Transcribe every entry word for word, but skip the images.

— Start —

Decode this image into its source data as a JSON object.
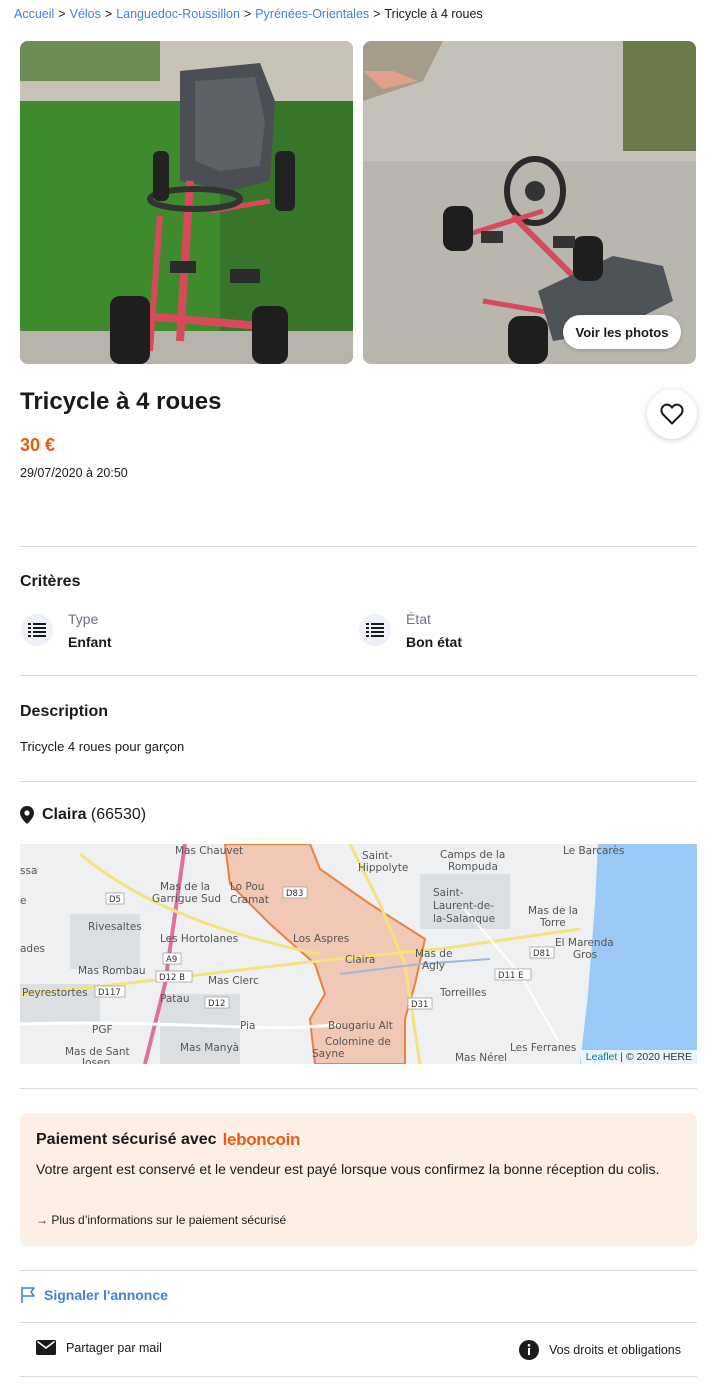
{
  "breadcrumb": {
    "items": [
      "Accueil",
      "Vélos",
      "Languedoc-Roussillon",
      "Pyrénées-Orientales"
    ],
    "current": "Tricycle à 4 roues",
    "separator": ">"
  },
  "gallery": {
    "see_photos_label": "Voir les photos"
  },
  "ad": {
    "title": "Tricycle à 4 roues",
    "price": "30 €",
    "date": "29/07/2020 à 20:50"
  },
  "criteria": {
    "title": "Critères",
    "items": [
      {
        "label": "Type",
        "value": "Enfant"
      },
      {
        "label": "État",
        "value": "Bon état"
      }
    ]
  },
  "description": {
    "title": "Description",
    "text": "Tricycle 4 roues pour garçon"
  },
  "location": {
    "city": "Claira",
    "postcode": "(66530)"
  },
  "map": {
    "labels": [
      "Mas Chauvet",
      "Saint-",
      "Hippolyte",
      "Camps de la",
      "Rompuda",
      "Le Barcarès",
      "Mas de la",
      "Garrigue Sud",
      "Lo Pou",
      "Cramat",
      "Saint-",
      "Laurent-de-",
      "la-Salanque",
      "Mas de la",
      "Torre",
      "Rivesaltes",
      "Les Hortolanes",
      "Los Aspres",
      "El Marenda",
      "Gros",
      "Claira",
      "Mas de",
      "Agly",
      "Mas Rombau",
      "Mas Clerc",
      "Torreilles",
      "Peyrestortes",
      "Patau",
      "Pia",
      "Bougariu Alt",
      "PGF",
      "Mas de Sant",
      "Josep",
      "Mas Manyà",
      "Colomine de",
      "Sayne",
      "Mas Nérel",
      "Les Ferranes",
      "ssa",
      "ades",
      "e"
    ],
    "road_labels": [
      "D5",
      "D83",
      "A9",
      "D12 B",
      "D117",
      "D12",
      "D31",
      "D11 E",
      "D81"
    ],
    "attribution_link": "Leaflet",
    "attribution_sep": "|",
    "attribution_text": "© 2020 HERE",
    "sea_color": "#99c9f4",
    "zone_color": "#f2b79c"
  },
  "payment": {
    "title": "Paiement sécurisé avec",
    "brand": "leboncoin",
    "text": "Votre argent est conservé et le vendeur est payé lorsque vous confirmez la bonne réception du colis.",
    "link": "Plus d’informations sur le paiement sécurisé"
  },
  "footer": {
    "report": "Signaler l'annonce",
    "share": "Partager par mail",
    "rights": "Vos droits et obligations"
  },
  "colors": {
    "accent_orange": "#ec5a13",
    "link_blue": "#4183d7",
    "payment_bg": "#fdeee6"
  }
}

— End —

● Response:
Decode this image into its source data as a JSON object.
{
  "breadcrumb": {
    "items": [
      "Accueil",
      "Vélos",
      "Languedoc-Roussillon",
      "Pyrénées-Orientales"
    ],
    "current": "Tricycle à 4 roues",
    "separator": ">"
  },
  "gallery": {
    "see_photos_label": "Voir les photos"
  },
  "ad": {
    "title": "Tricycle à 4 roues",
    "price": "30 €",
    "date": "29/07/2020 à 20:50"
  },
  "criteria": {
    "title": "Critères",
    "items": [
      {
        "label": "Type",
        "value": "Enfant"
      },
      {
        "label": "État",
        "value": "Bon état"
      }
    ]
  },
  "description": {
    "title": "Description",
    "text": "Tricycle 4 roues pour garçon"
  },
  "location": {
    "city": "Claira",
    "postcode": "(66530)"
  },
  "map": {
    "labels": [
      "Mas Chauvet",
      "Saint-",
      "Hippolyte",
      "Camps de la",
      "Rompuda",
      "Le Barcarès",
      "Mas de la",
      "Garrigue Sud",
      "Lo Pou",
      "Cramat",
      "Saint-",
      "Laurent-de-",
      "la-Salanque",
      "Mas de la",
      "Torre",
      "Rivesaltes",
      "Les Hortolanes",
      "Los Aspres",
      "El Marenda",
      "Gros",
      "Claira",
      "Mas de",
      "Agly",
      "Mas Rombau",
      "Mas Clerc",
      "Torreilles",
      "Peyrestortes",
      "Patau",
      "Pia",
      "Bougariu Alt",
      "PGF",
      "Mas de Sant",
      "Josep",
      "Mas Manyà",
      "Colomine de",
      "Sayne",
      "Mas Nérel",
      "Les Ferranes",
      "ssa",
      "ades",
      "e"
    ],
    "road_labels": [
      "D5",
      "D83",
      "A9",
      "D12 B",
      "D117",
      "D12",
      "D31",
      "D11 E",
      "D81"
    ],
    "attribution_link": "Leaflet",
    "attribution_sep": "|",
    "attribution_text": "© 2020 HERE",
    "sea_color": "#99c9f4",
    "zone_color": "#f2b79c"
  },
  "payment": {
    "title": "Paiement sécurisé avec",
    "brand": "leboncoin",
    "text": "Votre argent est conservé et le vendeur est payé lorsque vous confirmez la bonne réception du colis.",
    "link": "Plus d’informations sur le paiement sécurisé"
  },
  "footer": {
    "report": "Signaler l'annonce",
    "share": "Partager par mail",
    "rights": "Vos droits et obligations"
  },
  "colors": {
    "accent_orange": "#ec5a13",
    "link_blue": "#4183d7",
    "payment_bg": "#fdeee6"
  }
}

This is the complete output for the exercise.